[Exercise instructions]: Find how many lines hold the word "spread" and give that number only.
# Listed entries start
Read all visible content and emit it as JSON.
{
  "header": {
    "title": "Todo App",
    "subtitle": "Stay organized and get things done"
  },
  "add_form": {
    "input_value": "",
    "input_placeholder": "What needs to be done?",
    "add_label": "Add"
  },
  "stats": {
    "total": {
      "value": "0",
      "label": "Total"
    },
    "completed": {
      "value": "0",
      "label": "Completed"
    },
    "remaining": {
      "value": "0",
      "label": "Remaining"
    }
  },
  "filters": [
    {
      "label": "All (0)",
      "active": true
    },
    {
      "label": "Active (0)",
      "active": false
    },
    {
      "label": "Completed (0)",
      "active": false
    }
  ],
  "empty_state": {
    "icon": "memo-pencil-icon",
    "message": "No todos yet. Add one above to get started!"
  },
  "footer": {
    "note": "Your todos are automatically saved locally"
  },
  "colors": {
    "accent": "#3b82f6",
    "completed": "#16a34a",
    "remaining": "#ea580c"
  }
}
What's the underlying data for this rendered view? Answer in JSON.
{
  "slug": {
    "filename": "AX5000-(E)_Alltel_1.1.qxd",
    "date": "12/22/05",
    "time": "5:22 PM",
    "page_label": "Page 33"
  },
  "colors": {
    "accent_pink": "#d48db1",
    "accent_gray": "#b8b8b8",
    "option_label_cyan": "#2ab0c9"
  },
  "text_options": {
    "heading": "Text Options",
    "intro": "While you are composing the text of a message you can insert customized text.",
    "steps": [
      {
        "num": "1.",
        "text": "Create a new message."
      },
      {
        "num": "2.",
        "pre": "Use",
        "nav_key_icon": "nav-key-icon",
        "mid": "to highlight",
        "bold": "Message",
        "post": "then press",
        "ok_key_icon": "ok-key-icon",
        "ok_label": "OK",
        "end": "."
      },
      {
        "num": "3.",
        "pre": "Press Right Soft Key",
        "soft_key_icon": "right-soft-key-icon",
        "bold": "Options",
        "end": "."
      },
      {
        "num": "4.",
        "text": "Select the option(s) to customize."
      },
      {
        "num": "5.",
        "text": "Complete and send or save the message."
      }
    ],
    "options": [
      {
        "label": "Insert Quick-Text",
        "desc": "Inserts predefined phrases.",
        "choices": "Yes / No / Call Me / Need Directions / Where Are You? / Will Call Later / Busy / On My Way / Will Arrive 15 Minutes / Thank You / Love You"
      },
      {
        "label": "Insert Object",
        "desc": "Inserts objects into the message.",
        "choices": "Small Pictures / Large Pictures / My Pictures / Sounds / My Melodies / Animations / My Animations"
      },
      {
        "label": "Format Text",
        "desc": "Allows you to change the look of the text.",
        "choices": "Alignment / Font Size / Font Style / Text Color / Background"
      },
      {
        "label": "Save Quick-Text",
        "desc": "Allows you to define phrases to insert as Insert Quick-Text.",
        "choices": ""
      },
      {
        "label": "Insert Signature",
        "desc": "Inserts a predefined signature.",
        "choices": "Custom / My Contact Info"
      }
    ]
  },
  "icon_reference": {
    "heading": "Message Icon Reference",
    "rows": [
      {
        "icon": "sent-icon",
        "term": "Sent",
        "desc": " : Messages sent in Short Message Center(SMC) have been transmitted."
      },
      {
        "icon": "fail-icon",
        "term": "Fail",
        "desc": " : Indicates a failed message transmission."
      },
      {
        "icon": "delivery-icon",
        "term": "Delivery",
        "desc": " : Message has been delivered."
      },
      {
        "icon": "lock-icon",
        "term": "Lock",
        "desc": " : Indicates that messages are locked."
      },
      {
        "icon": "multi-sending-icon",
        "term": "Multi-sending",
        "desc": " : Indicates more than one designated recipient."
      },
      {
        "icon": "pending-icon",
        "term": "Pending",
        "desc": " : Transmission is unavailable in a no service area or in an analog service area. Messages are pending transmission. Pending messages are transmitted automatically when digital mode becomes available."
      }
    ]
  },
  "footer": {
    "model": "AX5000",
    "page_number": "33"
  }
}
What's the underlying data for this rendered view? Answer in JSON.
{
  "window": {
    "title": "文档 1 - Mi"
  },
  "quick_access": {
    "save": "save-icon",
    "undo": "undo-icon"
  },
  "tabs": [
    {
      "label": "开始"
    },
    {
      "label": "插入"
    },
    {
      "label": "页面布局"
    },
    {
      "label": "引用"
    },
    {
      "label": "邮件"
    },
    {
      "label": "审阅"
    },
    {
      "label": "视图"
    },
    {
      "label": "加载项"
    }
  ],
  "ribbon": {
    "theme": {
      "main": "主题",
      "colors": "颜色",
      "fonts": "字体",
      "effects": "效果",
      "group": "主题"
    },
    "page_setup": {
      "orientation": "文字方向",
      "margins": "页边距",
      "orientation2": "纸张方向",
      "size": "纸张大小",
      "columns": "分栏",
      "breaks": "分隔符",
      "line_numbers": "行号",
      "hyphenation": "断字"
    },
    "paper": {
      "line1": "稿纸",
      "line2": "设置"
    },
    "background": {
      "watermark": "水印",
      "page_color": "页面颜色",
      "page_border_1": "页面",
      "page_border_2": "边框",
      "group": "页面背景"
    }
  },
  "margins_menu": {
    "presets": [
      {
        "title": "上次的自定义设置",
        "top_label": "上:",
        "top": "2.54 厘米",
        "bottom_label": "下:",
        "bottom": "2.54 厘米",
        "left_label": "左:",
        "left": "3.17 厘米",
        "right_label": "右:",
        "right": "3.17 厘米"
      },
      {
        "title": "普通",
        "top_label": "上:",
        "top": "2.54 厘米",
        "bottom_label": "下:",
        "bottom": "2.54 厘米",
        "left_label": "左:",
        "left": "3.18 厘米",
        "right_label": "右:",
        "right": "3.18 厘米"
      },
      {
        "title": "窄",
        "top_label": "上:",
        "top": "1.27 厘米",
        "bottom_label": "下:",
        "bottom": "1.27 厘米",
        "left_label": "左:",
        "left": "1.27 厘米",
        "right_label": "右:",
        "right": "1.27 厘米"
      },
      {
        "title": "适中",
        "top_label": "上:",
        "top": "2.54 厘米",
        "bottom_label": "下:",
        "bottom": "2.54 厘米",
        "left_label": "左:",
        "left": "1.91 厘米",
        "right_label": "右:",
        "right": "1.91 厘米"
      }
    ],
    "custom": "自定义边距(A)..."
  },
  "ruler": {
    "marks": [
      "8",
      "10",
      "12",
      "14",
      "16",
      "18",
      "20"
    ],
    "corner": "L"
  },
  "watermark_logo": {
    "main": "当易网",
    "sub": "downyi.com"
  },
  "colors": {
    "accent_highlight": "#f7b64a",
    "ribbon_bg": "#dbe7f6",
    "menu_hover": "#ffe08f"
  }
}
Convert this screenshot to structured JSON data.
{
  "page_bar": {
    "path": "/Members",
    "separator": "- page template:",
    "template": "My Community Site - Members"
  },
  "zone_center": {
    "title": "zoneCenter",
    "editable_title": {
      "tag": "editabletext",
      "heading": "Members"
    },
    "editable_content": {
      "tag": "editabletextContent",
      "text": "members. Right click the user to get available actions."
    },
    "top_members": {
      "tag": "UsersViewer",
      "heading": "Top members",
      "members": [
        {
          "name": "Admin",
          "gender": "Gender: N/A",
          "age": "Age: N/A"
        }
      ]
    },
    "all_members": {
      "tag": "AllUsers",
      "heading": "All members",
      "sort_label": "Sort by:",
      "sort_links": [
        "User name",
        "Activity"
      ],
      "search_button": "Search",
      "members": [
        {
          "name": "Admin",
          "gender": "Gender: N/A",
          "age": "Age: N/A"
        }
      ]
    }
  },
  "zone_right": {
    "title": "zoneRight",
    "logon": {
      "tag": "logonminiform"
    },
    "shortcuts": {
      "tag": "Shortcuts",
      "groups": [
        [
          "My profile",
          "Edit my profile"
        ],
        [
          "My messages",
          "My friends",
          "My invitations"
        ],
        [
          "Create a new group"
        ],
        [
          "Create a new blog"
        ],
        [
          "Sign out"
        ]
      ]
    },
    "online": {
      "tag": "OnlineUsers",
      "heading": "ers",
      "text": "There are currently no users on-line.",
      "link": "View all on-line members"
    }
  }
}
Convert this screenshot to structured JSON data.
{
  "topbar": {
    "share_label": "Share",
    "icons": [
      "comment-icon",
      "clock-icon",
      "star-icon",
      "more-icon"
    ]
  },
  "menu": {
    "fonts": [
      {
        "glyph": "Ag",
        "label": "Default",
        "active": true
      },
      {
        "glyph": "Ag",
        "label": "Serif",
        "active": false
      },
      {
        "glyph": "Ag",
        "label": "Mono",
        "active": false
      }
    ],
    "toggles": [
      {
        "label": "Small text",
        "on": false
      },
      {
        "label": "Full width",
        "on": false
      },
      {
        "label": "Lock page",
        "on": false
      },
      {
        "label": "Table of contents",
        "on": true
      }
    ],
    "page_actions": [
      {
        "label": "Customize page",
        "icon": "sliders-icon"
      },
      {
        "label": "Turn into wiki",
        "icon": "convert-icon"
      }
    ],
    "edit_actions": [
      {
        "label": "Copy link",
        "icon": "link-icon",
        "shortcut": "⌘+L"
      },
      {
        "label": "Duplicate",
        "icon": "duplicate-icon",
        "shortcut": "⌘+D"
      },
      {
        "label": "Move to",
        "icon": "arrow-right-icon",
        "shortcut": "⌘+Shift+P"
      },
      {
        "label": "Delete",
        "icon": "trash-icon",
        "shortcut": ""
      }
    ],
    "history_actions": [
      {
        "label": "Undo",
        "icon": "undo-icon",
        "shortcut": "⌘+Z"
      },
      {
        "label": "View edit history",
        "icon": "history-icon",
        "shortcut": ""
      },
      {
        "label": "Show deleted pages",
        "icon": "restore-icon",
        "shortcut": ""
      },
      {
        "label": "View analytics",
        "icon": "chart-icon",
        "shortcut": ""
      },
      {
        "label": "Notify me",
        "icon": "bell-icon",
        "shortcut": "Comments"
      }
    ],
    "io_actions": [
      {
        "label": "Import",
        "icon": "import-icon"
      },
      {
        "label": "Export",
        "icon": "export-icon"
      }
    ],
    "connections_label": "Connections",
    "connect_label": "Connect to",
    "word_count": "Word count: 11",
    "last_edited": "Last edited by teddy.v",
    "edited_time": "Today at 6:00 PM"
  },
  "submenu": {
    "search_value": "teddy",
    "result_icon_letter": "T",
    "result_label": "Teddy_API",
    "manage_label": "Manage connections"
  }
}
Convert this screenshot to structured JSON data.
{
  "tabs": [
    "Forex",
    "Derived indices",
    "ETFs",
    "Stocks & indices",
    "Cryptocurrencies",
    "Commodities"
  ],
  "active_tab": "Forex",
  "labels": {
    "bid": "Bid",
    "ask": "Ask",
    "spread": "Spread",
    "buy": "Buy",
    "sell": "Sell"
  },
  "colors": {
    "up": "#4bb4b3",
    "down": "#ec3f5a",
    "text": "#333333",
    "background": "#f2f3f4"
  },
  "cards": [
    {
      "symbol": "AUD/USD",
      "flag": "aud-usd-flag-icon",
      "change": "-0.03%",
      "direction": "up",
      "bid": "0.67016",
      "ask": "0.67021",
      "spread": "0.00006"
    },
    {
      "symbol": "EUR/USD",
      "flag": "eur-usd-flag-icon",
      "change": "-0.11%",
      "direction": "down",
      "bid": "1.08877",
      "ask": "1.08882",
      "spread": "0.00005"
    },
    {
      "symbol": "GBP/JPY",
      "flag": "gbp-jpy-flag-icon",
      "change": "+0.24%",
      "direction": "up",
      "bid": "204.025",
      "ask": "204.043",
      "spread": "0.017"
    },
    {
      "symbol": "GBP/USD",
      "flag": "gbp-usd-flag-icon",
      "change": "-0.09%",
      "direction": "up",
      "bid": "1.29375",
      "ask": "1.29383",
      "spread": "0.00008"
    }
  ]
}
# Listed entries end
[Output below]: 5